Task instructions:
Copy out each line of the data holding "dialling".

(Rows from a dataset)

────────────────────

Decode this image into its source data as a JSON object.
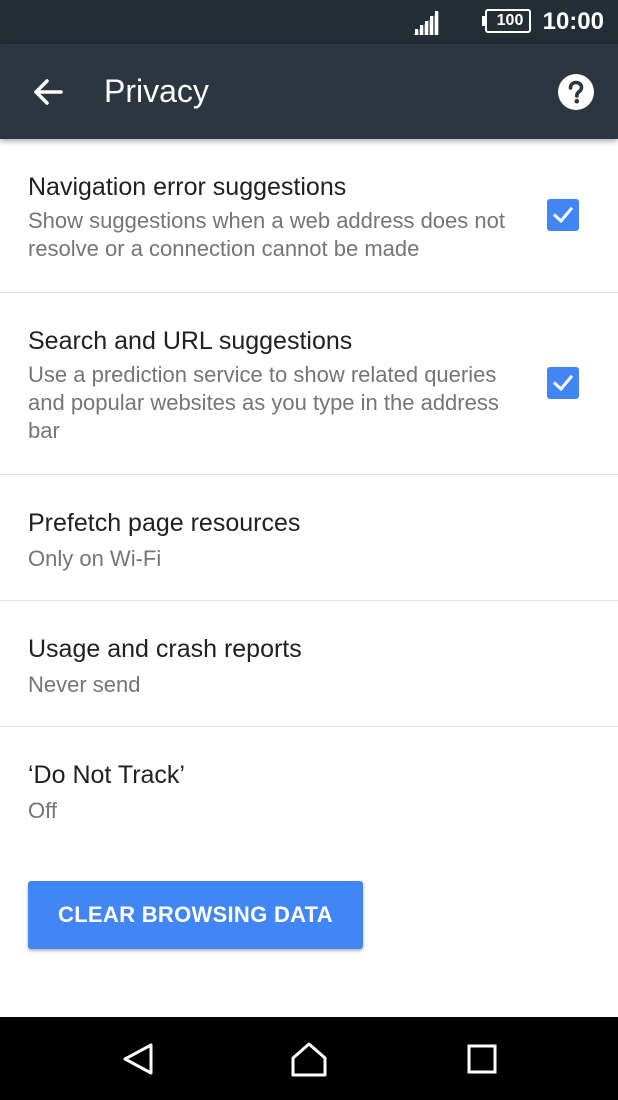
{
  "status_bar": {
    "battery": "100",
    "time": "10:00"
  },
  "app_bar": {
    "title": "Privacy",
    "back_icon": "arrow-left-icon",
    "help_icon": "help-circle-icon"
  },
  "settings": [
    {
      "title": "Navigation error suggestions",
      "summary": "Show suggestions when a web address does not resolve or a connection cannot be made",
      "checked": true
    },
    {
      "title": "Search and URL suggestions",
      "summary": "Use a prediction service to show related queries and popular websites as you type in the address bar",
      "checked": true
    },
    {
      "title": "Prefetch page resources",
      "summary": "Only on Wi-Fi"
    },
    {
      "title": "Usage and crash reports",
      "summary": "Never send"
    },
    {
      "title": "‘Do Not Track’",
      "summary": "Off"
    }
  ],
  "clear_button": {
    "label": "CLEAR BROWSING DATA"
  },
  "colors": {
    "status_bar": "#232d36",
    "app_bar": "#2b3640",
    "accent": "#4285f4",
    "title_text": "#212121",
    "summary_text": "#757575"
  }
}
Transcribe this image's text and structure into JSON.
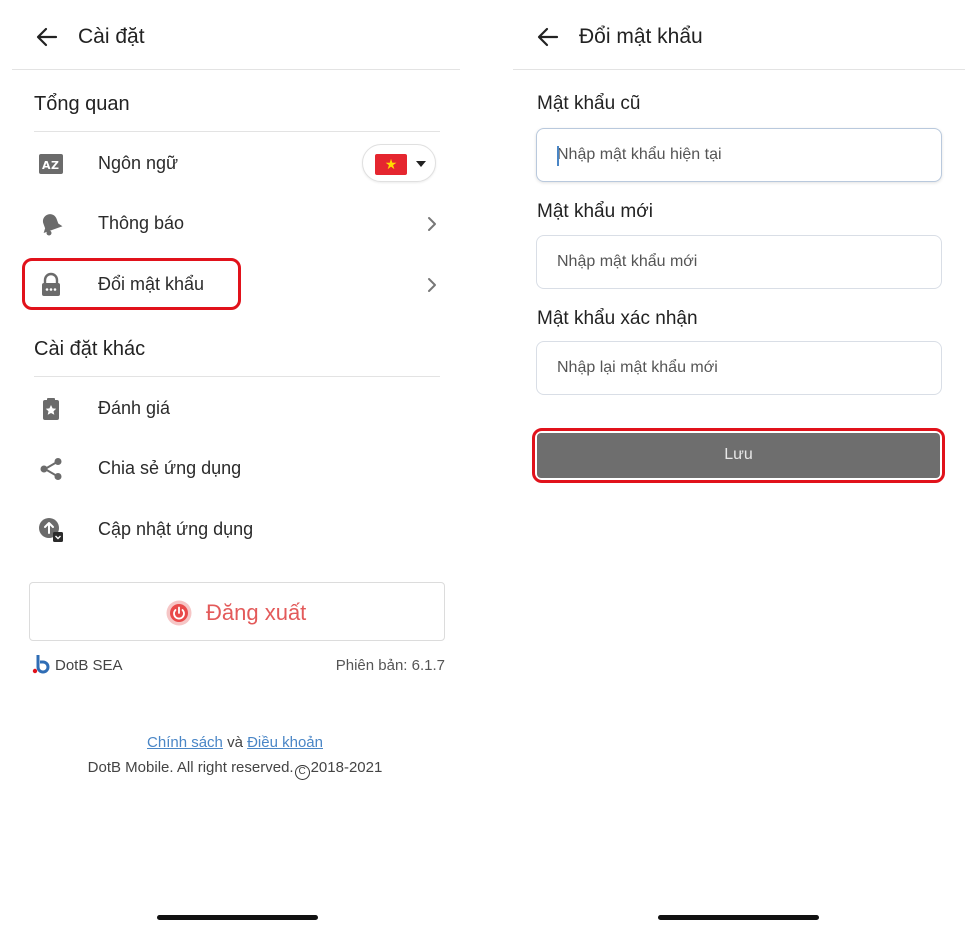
{
  "settings": {
    "title": "Cài đặt",
    "section_general": "Tổng quan",
    "items_general": [
      {
        "label": "Ngôn ngữ",
        "icon": "translate-icon"
      },
      {
        "label": "Thông báo",
        "icon": "bell-icon"
      },
      {
        "label": "Đổi mật khẩu",
        "icon": "lock-icon"
      }
    ],
    "language_flag": "vietnam-flag-icon",
    "section_other": "Cài đặt khác",
    "items_other": [
      {
        "label": "Đánh giá",
        "icon": "rate-star-icon"
      },
      {
        "label": "Chia sẻ ứng dụng",
        "icon": "share-icon"
      },
      {
        "label": "Cập nhật ứng dụng",
        "icon": "update-icon"
      }
    ],
    "logout_label": "Đăng xuất",
    "brand_name": "DotB SEA",
    "version": "Phiên bản: 6.1.7",
    "policy_link": "Chính sách",
    "and_text": "và",
    "terms_link": "Điều khoản",
    "copyright_prefix": "DotB Mobile. All right reserved.",
    "copyright_symbol": "C",
    "copyright_years": "2018-2021"
  },
  "change_password": {
    "title": "Đổi mật khẩu",
    "old_label": "Mật khẩu cũ",
    "old_placeholder": "Nhập mật khẩu hiện tại",
    "new_label": "Mật khẩu mới",
    "new_placeholder": "Nhập mật khẩu mới",
    "confirm_label": "Mật khẩu xác nhận",
    "confirm_placeholder": "Nhập lại mật khẩu mới",
    "save_label": "Lưu"
  },
  "colors": {
    "highlight": "#e1121b",
    "logout_text": "#e35a5a",
    "link": "#4a86c6",
    "save_button": "#6e6e6e"
  }
}
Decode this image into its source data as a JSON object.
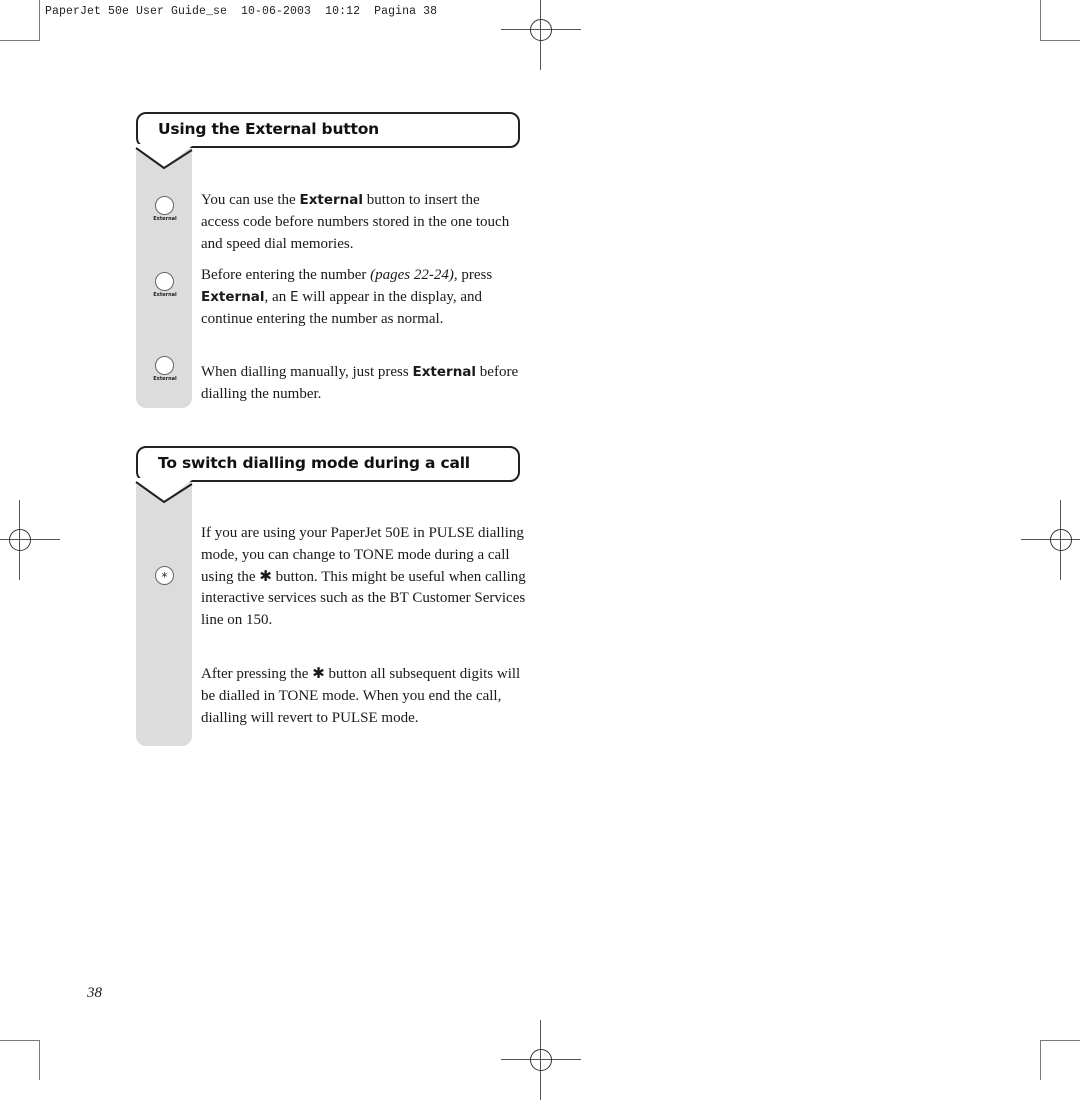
{
  "slug": {
    "doc_name": "PaperJet 50e User Guide_se",
    "date": "10-06-2003",
    "time": "10:12",
    "page_label": "Pagina 38"
  },
  "section1": {
    "title": "Using the External button",
    "key_label": "External",
    "paragraphs": [
      {
        "t1": "You can use the ",
        "b1": "External",
        "t2": " button to insert the access code before numbers stored in the one touch and speed dial memories."
      },
      {
        "t1": "Before entering the number ",
        "i1": "(pages 22-24)",
        "t2": ", press ",
        "b1": "External",
        "t3": ", an ",
        "s1": "E",
        "t4": " will appear in the display, and continue entering the number as normal."
      },
      {
        "t1": "When dialling manually, just press ",
        "b1": "External",
        "t2": " before dialling the number."
      }
    ]
  },
  "section2": {
    "title": "To switch dialling mode during a call",
    "key_symbol": "*",
    "paragraphs": [
      {
        "t1": "If you are using your PaperJet 50E in PULSE dialling mode, you can change to TONE mode during a call using the ",
        "sym": "✱",
        "t2": " button. This might be useful when calling interactive services such as the BT Customer Services line on 150."
      },
      {
        "t1": "After pressing the ",
        "sym": "✱",
        "t2": " button all subsequent digits will be dialled in TONE mode. When you end the call, dialling will revert to PULSE mode."
      }
    ]
  },
  "page_number": "38"
}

────────────────────

Solution to this task:
        "t1": "When dialling manually, just press ",
        "t2": " before dialling the number."
    "title": "To switch dialling mode during a call",
        "t1": "If you are using your PaperJet 50E in PULSE dialling mode, you can change to TONE mode during a call using the ",
        "t2": " button all subsequent digits will be dialled in TONE mode. When you end the call, dialling will revert to PULSE mode."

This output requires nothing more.